**WHAT IS BEING ASKED**
Tell how many lines in these records contain the string "name", with only the number as the reply.

## Begin MATERIAL TO PROCESS

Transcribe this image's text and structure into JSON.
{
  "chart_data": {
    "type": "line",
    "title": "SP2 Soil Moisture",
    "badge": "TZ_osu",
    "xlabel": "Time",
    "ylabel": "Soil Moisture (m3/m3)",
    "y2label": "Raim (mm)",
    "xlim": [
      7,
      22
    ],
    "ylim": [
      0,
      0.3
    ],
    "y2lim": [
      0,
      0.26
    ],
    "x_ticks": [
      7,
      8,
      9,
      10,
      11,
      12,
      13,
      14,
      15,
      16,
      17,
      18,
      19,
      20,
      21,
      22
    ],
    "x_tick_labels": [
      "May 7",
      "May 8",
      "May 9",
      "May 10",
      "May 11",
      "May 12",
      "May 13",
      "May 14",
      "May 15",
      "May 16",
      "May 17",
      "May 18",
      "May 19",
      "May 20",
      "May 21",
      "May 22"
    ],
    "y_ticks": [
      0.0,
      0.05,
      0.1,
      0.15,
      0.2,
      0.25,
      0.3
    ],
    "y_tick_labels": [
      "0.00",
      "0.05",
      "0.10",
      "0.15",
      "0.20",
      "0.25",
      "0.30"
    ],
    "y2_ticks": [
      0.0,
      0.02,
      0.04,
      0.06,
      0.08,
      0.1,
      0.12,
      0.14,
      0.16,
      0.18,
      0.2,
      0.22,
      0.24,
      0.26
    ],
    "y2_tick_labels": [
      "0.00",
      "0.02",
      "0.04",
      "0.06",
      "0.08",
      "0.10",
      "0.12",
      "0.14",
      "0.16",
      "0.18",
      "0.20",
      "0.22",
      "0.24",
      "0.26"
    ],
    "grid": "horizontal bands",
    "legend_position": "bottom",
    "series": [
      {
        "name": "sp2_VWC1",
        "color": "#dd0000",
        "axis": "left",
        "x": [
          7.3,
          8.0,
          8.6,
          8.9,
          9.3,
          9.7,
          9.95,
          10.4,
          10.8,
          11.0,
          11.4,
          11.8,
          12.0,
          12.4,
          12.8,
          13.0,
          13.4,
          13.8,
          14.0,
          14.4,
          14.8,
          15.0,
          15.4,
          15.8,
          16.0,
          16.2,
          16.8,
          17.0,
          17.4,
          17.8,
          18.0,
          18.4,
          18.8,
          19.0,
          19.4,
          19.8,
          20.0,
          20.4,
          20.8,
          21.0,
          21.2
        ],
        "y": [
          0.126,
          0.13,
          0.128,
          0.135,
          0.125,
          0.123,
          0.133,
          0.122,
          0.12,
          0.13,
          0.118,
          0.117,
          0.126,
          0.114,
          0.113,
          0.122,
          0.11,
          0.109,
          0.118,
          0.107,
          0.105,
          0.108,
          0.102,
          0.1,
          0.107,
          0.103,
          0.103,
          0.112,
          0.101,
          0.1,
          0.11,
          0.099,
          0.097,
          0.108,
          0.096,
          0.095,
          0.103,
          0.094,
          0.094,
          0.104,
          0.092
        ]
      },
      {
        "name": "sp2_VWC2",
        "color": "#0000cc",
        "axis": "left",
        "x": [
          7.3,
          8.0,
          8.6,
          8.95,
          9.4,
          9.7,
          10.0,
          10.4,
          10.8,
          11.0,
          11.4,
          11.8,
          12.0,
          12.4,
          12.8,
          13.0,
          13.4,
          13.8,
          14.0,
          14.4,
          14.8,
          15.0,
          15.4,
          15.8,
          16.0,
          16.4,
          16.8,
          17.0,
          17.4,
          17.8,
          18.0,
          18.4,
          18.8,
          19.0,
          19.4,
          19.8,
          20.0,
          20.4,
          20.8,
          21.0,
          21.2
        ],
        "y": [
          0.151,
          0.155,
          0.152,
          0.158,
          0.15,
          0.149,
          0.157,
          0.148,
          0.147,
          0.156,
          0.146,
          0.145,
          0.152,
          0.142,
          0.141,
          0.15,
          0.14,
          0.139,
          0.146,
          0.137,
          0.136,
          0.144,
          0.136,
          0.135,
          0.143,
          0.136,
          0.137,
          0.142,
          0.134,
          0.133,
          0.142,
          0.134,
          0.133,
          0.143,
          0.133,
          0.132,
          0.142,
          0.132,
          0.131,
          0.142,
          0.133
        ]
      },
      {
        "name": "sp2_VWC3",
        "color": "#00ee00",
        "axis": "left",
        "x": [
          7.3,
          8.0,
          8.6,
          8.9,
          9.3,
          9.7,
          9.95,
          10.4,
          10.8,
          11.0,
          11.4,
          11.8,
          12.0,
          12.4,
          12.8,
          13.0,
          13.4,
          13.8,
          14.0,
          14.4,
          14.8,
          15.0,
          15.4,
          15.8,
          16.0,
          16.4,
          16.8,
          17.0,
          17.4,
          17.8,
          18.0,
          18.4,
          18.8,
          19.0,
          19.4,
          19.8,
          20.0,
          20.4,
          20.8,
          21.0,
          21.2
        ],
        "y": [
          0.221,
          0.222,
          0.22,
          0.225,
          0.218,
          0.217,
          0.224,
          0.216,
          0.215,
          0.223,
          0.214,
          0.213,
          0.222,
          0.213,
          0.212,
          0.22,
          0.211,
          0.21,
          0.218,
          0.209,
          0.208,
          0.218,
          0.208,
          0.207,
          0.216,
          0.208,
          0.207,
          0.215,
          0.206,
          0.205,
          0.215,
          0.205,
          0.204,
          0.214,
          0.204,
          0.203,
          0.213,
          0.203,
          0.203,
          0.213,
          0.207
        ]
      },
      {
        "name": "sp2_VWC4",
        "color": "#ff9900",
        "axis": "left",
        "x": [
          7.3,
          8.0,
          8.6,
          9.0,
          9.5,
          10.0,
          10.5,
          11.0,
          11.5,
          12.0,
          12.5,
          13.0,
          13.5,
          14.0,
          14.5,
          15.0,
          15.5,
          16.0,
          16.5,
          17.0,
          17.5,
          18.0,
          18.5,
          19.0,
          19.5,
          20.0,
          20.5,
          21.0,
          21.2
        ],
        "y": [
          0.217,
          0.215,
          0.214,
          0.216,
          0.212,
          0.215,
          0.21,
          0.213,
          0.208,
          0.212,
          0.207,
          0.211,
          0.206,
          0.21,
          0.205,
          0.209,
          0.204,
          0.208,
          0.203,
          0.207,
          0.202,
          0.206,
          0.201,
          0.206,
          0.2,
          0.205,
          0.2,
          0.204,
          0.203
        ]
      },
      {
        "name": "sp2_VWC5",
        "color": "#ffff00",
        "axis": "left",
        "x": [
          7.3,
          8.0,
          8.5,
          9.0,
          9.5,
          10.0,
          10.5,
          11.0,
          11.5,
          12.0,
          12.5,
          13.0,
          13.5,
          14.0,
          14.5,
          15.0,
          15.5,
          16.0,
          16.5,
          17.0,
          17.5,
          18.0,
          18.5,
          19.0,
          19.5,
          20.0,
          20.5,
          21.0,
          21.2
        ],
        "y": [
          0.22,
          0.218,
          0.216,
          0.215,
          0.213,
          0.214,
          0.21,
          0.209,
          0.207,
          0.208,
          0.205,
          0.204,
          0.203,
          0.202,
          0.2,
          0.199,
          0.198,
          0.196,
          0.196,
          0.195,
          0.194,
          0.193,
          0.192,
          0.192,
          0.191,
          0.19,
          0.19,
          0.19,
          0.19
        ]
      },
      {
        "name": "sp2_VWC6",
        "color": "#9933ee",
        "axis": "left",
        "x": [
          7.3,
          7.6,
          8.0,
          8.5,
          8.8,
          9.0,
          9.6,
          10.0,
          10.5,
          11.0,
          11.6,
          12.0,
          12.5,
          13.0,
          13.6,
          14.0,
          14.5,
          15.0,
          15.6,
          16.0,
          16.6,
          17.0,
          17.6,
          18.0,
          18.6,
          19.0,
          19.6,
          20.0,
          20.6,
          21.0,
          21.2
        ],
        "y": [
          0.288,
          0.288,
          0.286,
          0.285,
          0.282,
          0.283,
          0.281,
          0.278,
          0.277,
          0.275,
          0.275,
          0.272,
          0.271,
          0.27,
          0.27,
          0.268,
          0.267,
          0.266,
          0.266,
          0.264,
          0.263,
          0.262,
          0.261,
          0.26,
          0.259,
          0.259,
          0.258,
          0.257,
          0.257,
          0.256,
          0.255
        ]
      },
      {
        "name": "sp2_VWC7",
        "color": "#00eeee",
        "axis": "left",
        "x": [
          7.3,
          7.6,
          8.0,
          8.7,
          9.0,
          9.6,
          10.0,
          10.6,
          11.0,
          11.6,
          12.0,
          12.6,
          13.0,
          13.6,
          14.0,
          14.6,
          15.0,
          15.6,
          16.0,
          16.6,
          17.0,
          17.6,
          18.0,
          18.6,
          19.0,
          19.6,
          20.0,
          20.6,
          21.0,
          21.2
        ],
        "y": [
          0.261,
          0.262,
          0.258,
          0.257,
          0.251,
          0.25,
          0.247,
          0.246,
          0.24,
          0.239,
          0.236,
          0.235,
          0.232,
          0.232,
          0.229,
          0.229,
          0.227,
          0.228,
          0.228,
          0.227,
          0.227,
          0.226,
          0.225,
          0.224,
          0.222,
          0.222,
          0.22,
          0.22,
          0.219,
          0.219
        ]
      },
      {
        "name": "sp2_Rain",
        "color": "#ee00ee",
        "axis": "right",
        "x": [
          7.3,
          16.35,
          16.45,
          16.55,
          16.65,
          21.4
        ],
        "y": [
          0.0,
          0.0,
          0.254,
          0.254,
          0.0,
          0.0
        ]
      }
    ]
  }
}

## End MATERIAL TO PROCESS

**ANSWER TO THIS EXERCISE**
8